* **GIVEN RECORDS**:
....

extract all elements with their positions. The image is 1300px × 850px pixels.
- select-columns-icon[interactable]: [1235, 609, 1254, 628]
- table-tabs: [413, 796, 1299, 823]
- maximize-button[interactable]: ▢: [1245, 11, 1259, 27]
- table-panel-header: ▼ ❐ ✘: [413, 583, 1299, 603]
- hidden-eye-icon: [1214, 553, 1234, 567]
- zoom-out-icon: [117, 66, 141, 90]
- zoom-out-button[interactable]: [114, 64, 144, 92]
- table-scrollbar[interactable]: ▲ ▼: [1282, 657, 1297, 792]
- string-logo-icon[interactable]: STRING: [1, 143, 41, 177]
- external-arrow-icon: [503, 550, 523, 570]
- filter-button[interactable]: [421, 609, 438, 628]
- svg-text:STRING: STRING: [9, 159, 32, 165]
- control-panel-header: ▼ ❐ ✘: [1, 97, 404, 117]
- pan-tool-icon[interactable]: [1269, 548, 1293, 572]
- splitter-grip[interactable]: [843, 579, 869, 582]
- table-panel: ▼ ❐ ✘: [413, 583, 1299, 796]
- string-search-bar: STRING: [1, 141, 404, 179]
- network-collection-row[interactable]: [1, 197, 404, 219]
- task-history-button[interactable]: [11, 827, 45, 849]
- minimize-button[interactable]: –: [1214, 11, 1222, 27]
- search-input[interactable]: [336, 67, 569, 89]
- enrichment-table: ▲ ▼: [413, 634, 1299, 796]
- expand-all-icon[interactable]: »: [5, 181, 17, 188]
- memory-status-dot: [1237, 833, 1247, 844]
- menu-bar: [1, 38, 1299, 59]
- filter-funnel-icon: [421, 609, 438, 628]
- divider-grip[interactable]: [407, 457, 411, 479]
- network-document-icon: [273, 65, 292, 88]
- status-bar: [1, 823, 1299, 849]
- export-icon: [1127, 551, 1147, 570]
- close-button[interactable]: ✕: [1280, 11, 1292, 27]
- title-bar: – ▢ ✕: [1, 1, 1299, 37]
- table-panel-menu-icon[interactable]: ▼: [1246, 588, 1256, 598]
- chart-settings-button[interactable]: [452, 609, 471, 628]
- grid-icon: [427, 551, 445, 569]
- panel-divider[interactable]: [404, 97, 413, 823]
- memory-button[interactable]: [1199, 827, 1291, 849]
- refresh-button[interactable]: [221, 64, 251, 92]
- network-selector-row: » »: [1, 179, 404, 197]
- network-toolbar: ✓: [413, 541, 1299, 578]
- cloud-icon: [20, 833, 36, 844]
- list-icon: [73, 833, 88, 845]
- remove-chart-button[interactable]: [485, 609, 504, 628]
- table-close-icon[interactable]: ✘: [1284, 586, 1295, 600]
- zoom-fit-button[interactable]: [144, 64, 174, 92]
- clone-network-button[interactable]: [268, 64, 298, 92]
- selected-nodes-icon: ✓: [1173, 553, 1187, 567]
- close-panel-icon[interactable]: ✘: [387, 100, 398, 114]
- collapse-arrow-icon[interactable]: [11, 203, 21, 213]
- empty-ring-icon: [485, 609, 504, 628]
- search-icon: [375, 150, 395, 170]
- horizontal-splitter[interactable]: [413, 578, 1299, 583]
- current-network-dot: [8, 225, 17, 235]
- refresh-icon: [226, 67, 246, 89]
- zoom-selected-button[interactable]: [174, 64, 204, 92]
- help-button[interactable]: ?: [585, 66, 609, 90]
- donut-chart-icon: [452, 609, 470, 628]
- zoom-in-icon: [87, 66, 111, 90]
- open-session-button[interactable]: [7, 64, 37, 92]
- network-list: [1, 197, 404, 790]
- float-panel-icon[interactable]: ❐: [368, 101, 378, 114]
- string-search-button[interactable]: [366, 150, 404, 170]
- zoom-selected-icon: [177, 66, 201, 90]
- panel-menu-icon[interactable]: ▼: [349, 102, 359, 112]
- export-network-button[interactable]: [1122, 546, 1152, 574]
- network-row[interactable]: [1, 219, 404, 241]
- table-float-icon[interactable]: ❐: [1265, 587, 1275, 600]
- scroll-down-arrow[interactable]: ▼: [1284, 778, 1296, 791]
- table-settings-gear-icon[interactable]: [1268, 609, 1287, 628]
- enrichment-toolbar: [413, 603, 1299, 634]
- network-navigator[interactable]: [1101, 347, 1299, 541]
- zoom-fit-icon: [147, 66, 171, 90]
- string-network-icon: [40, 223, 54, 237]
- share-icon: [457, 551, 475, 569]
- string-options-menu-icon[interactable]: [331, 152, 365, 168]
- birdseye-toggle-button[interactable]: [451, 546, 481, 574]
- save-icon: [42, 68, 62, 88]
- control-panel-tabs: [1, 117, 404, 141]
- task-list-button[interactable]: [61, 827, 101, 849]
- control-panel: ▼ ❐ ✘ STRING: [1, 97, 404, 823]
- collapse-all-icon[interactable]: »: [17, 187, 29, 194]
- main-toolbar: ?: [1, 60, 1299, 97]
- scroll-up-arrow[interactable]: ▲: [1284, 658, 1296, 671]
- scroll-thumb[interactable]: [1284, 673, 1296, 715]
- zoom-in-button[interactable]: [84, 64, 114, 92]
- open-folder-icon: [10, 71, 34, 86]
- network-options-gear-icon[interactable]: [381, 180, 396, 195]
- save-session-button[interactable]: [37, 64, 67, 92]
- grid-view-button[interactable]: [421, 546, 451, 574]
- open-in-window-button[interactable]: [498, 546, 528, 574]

....

Reproduce every line above without any change.

extract all elements with their positions. The image is 1300px × 850px pixels.
- select-columns-icon[interactable]: [1235, 609, 1254, 628]
- table-tabs: [413, 796, 1299, 823]
- maximize-button[interactable]: ▢: [1245, 11, 1259, 27]
- table-panel-header: ▼ ❐ ✘: [413, 583, 1299, 603]
- hidden-eye-icon: [1214, 553, 1234, 567]
- zoom-out-icon: [117, 66, 141, 90]
- zoom-out-button[interactable]: [114, 64, 144, 92]
- table-scrollbar[interactable]: ▲ ▼: [1282, 657, 1297, 792]
- string-logo-icon[interactable]: STRING: [1, 143, 41, 177]
- external-arrow-icon: [503, 550, 523, 570]
- filter-button[interactable]: [421, 609, 438, 628]
- svg-text:STRING: STRING: [9, 159, 32, 165]
- control-panel-header: ▼ ❐ ✘: [1, 97, 404, 117]
- pan-tool-icon[interactable]: [1269, 548, 1293, 572]
- splitter-grip[interactable]: [843, 579, 869, 582]
- table-panel: ▼ ❐ ✘: [413, 583, 1299, 796]
- string-search-bar: STRING: [1, 141, 404, 179]
- network-collection-row[interactable]: [1, 197, 404, 219]
- task-history-button[interactable]: [11, 827, 45, 849]
- minimize-button[interactable]: –: [1214, 11, 1222, 27]
- search-input[interactable]: [336, 67, 569, 89]
- enrichment-table: ▲ ▼: [413, 634, 1299, 796]
- expand-all-icon[interactable]: »: [5, 181, 17, 188]
- memory-status-dot: [1237, 833, 1247, 844]
- menu-bar: [1, 38, 1299, 59]
- filter-funnel-icon: [421, 609, 438, 628]
- divider-grip[interactable]: [407, 457, 411, 479]
- network-document-icon: [273, 65, 292, 88]
- status-bar: [1, 823, 1299, 849]
- export-icon: [1127, 551, 1147, 570]
- close-button[interactable]: ✕: [1280, 11, 1292, 27]
- title-bar: – ▢ ✕: [1, 1, 1299, 37]
- table-panel-menu-icon[interactable]: ▼: [1246, 588, 1256, 598]
- chart-settings-button[interactable]: [452, 609, 471, 628]
- grid-icon: [427, 551, 445, 569]
- panel-divider[interactable]: [404, 97, 413, 823]
- memory-button[interactable]: [1199, 827, 1291, 849]
- refresh-button[interactable]: [221, 64, 251, 92]
- network-selector-row: » »: [1, 179, 404, 197]
- network-toolbar: ✓: [413, 541, 1299, 578]
- cloud-icon: [20, 833, 36, 844]
- list-icon: [73, 833, 88, 845]
- remove-chart-button[interactable]: [485, 609, 504, 628]
- table-close-icon[interactable]: ✘: [1284, 586, 1295, 600]
- zoom-fit-button[interactable]: [144, 64, 174, 92]
- clone-network-button[interactable]: [268, 64, 298, 92]
- selected-nodes-icon: ✓: [1173, 553, 1187, 567]
- close-panel-icon[interactable]: ✘: [387, 100, 398, 114]
- collapse-arrow-icon[interactable]: [11, 203, 21, 213]
- empty-ring-icon: [485, 609, 504, 628]
- search-icon: [375, 150, 395, 170]
- horizontal-splitter[interactable]: [413, 578, 1299, 583]
- current-network-dot: [8, 225, 17, 235]
- refresh-icon: [226, 67, 246, 89]
- zoom-selected-button[interactable]: [174, 64, 204, 92]
- help-button[interactable]: ?: [585, 66, 609, 90]
- donut-chart-icon: [452, 609, 470, 628]
- zoom-in-icon: [87, 66, 111, 90]
- open-session-button[interactable]: [7, 64, 37, 92]
- network-list: [1, 197, 404, 790]
- float-panel-icon[interactable]: ❐: [368, 101, 378, 114]
- string-search-button[interactable]: [366, 150, 404, 170]
- zoom-selected-icon: [177, 66, 201, 90]
- panel-menu-icon[interactable]: ▼: [349, 102, 359, 112]
- export-network-button[interactable]: [1122, 546, 1152, 574]
- network-row[interactable]: [1, 219, 404, 241]
- table-float-icon[interactable]: ❐: [1265, 587, 1275, 600]
- scroll-down-arrow[interactable]: ▼: [1284, 778, 1296, 791]
- table-settings-gear-icon[interactable]: [1268, 609, 1287, 628]
- enrichment-toolbar: [413, 603, 1299, 634]
- network-navigator[interactable]: [1101, 347, 1299, 541]
- zoom-fit-icon: [147, 66, 171, 90]
- string-network-icon: [40, 223, 54, 237]
- share-icon: [457, 551, 475, 569]
- string-options-menu-icon[interactable]: [331, 152, 365, 168]
- birdseye-toggle-button[interactable]: [451, 546, 481, 574]
- save-icon: [42, 68, 62, 88]
- control-panel-tabs: [1, 117, 404, 141]
- task-list-button[interactable]: [61, 827, 101, 849]
- control-panel: ▼ ❐ ✘ STRING: [1, 97, 404, 823]
- collapse-all-icon[interactable]: »: [17, 187, 29, 194]
- main-toolbar: ?: [1, 60, 1299, 97]
- scroll-up-arrow[interactable]: ▲: [1284, 658, 1296, 671]
- scroll-thumb[interactable]: [1284, 673, 1296, 715]
- zoom-in-button[interactable]: [84, 64, 114, 92]
- open-folder-icon: [10, 71, 34, 86]
- network-options-gear-icon[interactable]: [381, 180, 396, 195]
- save-session-button[interactable]: [37, 64, 67, 92]
- grid-view-button[interactable]: [421, 546, 451, 574]
- open-in-window-button[interactable]: [498, 546, 528, 574]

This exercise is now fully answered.